Continue the passage on drinking more water from the point where it ends.

*** Opening EXCERPT TO READ ***

2. Eat foods with high water counts

One of the most basic methods to increase your water intake is to consume more high-water foods. Fruits and vegetables tend to have the highest water counts, including:

  • Cucumber: 96% water
  • Lettuce: 96% water
  • Celery: 95% water
  • Watermelon: 91% water

These fruits and vegetables are also rich in vitamins, minerals, and antioxidants that benefit your general health.

3. Track consumption

Don’t panic - we’re not saying that you need to make written notes every time you drink water. Instead, consider purchasing a water bottle that has measurements and goals written on it. Some even show the time of day on them, making it clear as to whether you’ve had enough water. Using a water bottle to track progress makes drinking water both fun and hassle-free.

4. Drink a glass before each meal

Making a habit of drinking one glass of water before each meal is another easy approach to increasing your water intake. This easily adds another 3 cups to your water consumption if you eat three meals each day.

Furthermore, your body may confuse thirst for hunger at times. A glass of water before a meal might help you determine whether you are truly hungry. Furthermore, drinking a glass of water before each meal might assist you eat less at the next meal.

Frequently asked questions

How much water should you drink a day?

The NHS recommends that we consume 6–8 glasses of water (around 2 litres) each day. The goal is to start drinking early in the morning and on a continual basis throughout the day.

How much water is too much?

Water intoxication occurs when you drink too much water. This is uncommon and mostly affects endurance athletes and soldiers. Some sources recommend drinking no more than 0.8 to 1.0 litres of water an hour to avoid water intoxication.

Why is drinking water good for the body?

Water makes up about 60% of your body weight. These bodily fluids perform a variety of functions, including digestion, absorption, circulation, saliva production, nutrition transport and maintenance of body temperature.

*** Closing EXCERPT TO READ ***
*** Opening MATERIAL SUPPLIED ***

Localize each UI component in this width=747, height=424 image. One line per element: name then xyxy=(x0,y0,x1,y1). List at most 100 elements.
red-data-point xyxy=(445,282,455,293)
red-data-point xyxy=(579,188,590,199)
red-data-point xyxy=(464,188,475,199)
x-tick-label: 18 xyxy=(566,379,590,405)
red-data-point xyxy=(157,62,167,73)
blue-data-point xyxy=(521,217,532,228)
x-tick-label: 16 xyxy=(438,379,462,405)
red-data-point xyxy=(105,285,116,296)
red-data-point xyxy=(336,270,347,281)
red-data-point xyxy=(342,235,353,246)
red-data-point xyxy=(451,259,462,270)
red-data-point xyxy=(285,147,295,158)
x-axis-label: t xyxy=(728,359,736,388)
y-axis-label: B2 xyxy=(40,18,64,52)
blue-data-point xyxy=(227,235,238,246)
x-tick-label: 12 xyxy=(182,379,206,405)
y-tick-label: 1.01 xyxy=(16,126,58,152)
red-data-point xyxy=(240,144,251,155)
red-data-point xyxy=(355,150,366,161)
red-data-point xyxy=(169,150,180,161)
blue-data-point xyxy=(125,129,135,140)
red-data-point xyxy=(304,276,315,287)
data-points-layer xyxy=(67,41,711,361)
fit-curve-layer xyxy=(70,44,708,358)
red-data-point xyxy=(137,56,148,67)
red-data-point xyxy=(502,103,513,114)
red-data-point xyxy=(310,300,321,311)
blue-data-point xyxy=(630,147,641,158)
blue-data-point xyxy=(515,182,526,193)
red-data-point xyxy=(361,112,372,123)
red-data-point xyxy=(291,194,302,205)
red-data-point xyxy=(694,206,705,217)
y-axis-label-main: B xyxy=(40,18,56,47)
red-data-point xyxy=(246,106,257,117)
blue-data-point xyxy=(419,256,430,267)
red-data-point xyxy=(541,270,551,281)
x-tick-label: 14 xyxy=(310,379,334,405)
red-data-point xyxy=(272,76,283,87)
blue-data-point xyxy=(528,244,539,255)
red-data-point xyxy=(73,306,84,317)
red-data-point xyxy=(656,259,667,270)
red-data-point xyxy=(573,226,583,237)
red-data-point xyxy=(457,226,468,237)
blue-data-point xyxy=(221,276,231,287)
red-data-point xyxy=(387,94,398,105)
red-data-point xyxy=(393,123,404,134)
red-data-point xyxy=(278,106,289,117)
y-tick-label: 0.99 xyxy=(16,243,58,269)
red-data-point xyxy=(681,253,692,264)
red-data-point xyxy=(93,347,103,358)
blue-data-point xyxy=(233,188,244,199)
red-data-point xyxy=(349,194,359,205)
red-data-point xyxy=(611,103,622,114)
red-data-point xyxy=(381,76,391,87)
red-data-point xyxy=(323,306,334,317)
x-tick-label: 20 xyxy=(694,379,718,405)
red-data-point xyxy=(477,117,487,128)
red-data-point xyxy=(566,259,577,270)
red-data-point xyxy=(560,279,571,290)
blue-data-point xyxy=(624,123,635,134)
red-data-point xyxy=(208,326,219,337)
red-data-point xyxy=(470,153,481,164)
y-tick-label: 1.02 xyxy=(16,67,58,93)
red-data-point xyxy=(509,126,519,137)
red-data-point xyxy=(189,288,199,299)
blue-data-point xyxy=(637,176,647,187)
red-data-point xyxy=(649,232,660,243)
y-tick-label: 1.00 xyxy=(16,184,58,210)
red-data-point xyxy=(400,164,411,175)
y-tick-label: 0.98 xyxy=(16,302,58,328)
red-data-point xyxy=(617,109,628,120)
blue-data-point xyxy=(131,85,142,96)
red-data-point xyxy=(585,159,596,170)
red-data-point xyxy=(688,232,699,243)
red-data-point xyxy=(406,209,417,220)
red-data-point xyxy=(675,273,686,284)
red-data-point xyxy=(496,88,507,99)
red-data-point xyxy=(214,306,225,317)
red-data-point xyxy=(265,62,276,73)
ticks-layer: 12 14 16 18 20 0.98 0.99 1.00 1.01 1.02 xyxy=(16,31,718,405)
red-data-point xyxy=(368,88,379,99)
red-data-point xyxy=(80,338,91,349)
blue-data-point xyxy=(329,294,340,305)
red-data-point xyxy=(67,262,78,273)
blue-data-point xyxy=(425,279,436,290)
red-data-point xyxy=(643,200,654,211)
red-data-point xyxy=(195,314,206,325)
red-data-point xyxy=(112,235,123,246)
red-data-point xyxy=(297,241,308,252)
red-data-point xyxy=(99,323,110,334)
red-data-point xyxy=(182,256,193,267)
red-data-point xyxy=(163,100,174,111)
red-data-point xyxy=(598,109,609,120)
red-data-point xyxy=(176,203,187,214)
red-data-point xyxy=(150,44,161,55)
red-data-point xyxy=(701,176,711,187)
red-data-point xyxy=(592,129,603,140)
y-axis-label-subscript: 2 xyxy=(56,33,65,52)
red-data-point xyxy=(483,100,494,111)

*** Closing MATERIAL SUPPLIED ***

> **TASK OUTPUT**
For more health benefits of water, check out the points mentioned earlier in this guide.

What are the symptoms of dehydration?

According to the NHS’ guidance on dehydration, symptoms of dehydration include:

  • Feeling thirsty
  • Dark yellow and strong-smelling pee
  • Feeling dizzy/lightheaded
  • Feeling tired
  • Dry mouth, lips and eyes
  • Peeing less than four times a day.

Does water help you lose weight?

Water is an excellent tool for weight reduction. It's calorie-free, helps you burn more calories, and may even suppress your appetite if consumed before meals. The advantages are much more significant when you switch to water instead of sugary beverages. It's a simple method to decrease sugar and calorie consumption.

Is tap water safe to drink?

Tap water might contain germs or parasites that make you ill. The majority of tap water supplied by water providers is subjected to rigorous requirements that guarantee you can drink it on a daily basis without harm.

Your local health department will most likely issue a "boil water warning" if potentially harmful microbes are discovered in tap water.

Is there a benefit to drinking hot water?

Research suggests that drinking hot water in the morning may stimulate the body's metabolism, resulting in more fat loss throughout the day. Drinking hot water also aids in the cleansing of the intestines and the removal of waste from the body, which can cause flatulence and excessive water retention. However, research is in the early stages and there’s no clear answer just yet.

When to see a doctor

If you have persistent swelling or water retention in your body and limbs, consult with your doctor. Water retention can sometimes be a symptom of a more serious problem, so it's best to have that checked out by a professional. Symptoms might include:

  • Dimpling skin
  • Tight skin
  • Shortness of breath or coughing when lying down.

To Summarise

Water is an incredibly essential nutrient for your body and water consumption should not be neglected. While water weight can feel daunting, it will go away on its own if you follow the points in this guide. Consult your doctor if water weight remains, particularly if it’s causing persistent swelling.